What you will do: Transcribe each of the records below exactly, excluding all pictures.

Dataset rows:
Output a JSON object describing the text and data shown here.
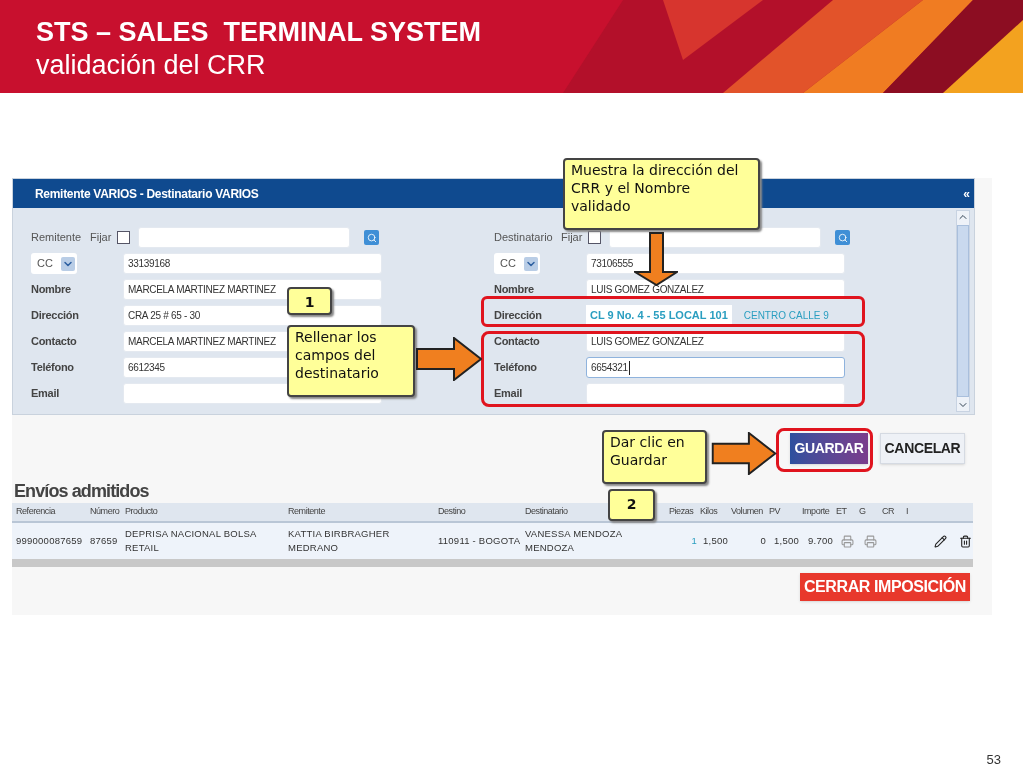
{
  "slide": {
    "title": "STS – SALES  TERMINAL SYSTEM",
    "subtitle": "validación del CRR",
    "page_number": "53"
  },
  "form": {
    "title": "Remitente VARIOS - Destinatario VARIOS",
    "collapse_icon": "«",
    "parties": [
      {
        "label": "Remitente",
        "fix_label": "Fijar",
        "fix_checked": false,
        "doc_type": "CC",
        "doc_number": "33139168",
        "fields": [
          {
            "kind": "input",
            "label": "Nombre",
            "value": "MARCELA MARTINEZ MARTINEZ",
            "focused": false
          },
          {
            "kind": "input",
            "label": "Dirección",
            "value": "CRA 25 # 65 - 30",
            "focused": false
          },
          {
            "kind": "input",
            "label": "Contacto",
            "value": "MARCELA MARTINEZ MARTINEZ",
            "focused": false
          },
          {
            "kind": "input",
            "label": "Teléfono",
            "value": "6612345",
            "focused": false
          },
          {
            "kind": "input",
            "label": "Email",
            "focused": false
          }
        ]
      },
      {
        "label": "Destinatario",
        "fix_label": "Fijar",
        "fix_checked": false,
        "doc_type": "CC",
        "doc_number": "73106555",
        "fields": [
          {
            "kind": "input",
            "label": "Nombre",
            "value": "LUIS GOMEZ GONZALEZ",
            "focused": false
          },
          {
            "kind": "validated",
            "label": "Dirección",
            "value": "CL 9 No. 4 - 55 LOCAL 101",
            "locality": "CENTRO CALLE 9"
          },
          {
            "kind": "input",
            "label": "Contacto",
            "value": "LUIS GOMEZ GONZALEZ",
            "focused": false
          },
          {
            "kind": "input",
            "label": "Teléfono",
            "value": "6654321",
            "focused": true
          },
          {
            "kind": "input",
            "label": "Email",
            "focused": false
          }
        ]
      }
    ]
  },
  "actions": [
    {
      "label": "GUARDAR",
      "kind": "primary"
    },
    {
      "label": "CANCELAR",
      "kind": "secondary"
    }
  ],
  "shipments": {
    "title": "Envíos admitidos",
    "columns": [
      "Referencia",
      "Número",
      "Producto",
      "Remitente",
      "Destino",
      "Destinatario",
      "Piezas",
      "Kilos",
      "Volumen",
      "PV",
      "Importe",
      "ET",
      "G",
      "CR",
      "I"
    ],
    "rows": [
      {
        "cells": [
          "999000087659",
          "87659",
          "DEPRISA NACIONAL BOLSA RETAIL",
          "KATTIA BIRBRAGHER MEDRANO",
          "110911 - BOGOTA",
          "VANESSA MENDOZA MENDOZA",
          "1",
          "1,500",
          "0",
          "1,500",
          "9.700"
        ]
      }
    ]
  },
  "close_button": "CERRAR IMPOSICIÓN",
  "callouts": [
    {
      "text": "Muestra la dirección del CRR y el Nombre validado",
      "kind": "down"
    },
    {
      "text": "1",
      "kind": "plain"
    },
    {
      "text": "Rellenar los campos del destinatario",
      "kind": "right"
    },
    {
      "text": "Dar clic en Guardar",
      "kind": "right"
    },
    {
      "text": "2",
      "kind": "plain"
    }
  ]
}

Task answer:
Output a JSON object describing the text and data shown here.
{
  "slide": {
    "title": "STS – SALES  TERMINAL SYSTEM",
    "subtitle": "validación del CRR",
    "page_number": "53"
  },
  "form": {
    "title": "Remitente VARIOS - Destinatario VARIOS",
    "collapse_icon": "«",
    "parties": [
      {
        "label": "Remitente",
        "fix_label": "Fijar",
        "fix_checked": false,
        "doc_type": "CC",
        "doc_number": "33139168",
        "fields": [
          {
            "kind": "input",
            "label": "Nombre",
            "value": "MARCELA MARTINEZ MARTINEZ",
            "focused": false
          },
          {
            "kind": "input",
            "label": "Dirección",
            "value": "CRA 25 # 65 - 30",
            "focused": false
          },
          {
            "kind": "input",
            "label": "Contacto",
            "value": "MARCELA MARTINEZ MARTINEZ",
            "focused": false
          },
          {
            "kind": "input",
            "label": "Teléfono",
            "value": "6612345",
            "focused": false
          },
          {
            "kind": "input",
            "label": "Email",
            "focused": false
          }
        ]
      },
      {
        "label": "Destinatario",
        "fix_label": "Fijar",
        "fix_checked": false,
        "doc_type": "CC",
        "doc_number": "73106555",
        "fields": [
          {
            "kind": "input",
            "label": "Nombre",
            "value": "LUIS GOMEZ GONZALEZ",
            "focused": false
          },
          {
            "kind": "validated",
            "label": "Dirección",
            "value": "CL 9 No. 4 - 55 LOCAL 101",
            "locality": "CENTRO CALLE 9"
          },
          {
            "kind": "input",
            "label": "Contacto",
            "value": "LUIS GOMEZ GONZALEZ",
            "focused": false
          },
          {
            "kind": "input",
            "label": "Teléfono",
            "value": "6654321",
            "focused": true
          },
          {
            "kind": "input",
            "label": "Email",
            "focused": false
          }
        ]
      }
    ]
  },
  "actions": [
    {
      "label": "GUARDAR",
      "kind": "primary"
    },
    {
      "label": "CANCELAR",
      "kind": "secondary"
    }
  ],
  "shipments": {
    "title": "Envíos admitidos",
    "columns": [
      "Referencia",
      "Número",
      "Producto",
      "Remitente",
      "Destino",
      "Destinatario",
      "Piezas",
      "Kilos",
      "Volumen",
      "PV",
      "Importe",
      "ET",
      "G",
      "CR",
      "I"
    ],
    "rows": [
      {
        "cells": [
          "999000087659",
          "87659",
          "DEPRISA NACIONAL BOLSA RETAIL",
          "KATTIA BIRBRAGHER MEDRANO",
          "110911 - BOGOTA",
          "VANESSA MENDOZA MENDOZA",
          "1",
          "1,500",
          "0",
          "1,500",
          "9.700"
        ]
      }
    ]
  },
  "close_button": "CERRAR IMPOSICIÓN",
  "callouts": [
    {
      "text": "Muestra la dirección del CRR y el Nombre validado",
      "kind": "down"
    },
    {
      "text": "1",
      "kind": "plain"
    },
    {
      "text": "Rellenar los campos del destinatario",
      "kind": "right"
    },
    {
      "text": "Dar clic en Guardar",
      "kind": "right"
    },
    {
      "text": "2",
      "kind": "plain"
    }
  ]
}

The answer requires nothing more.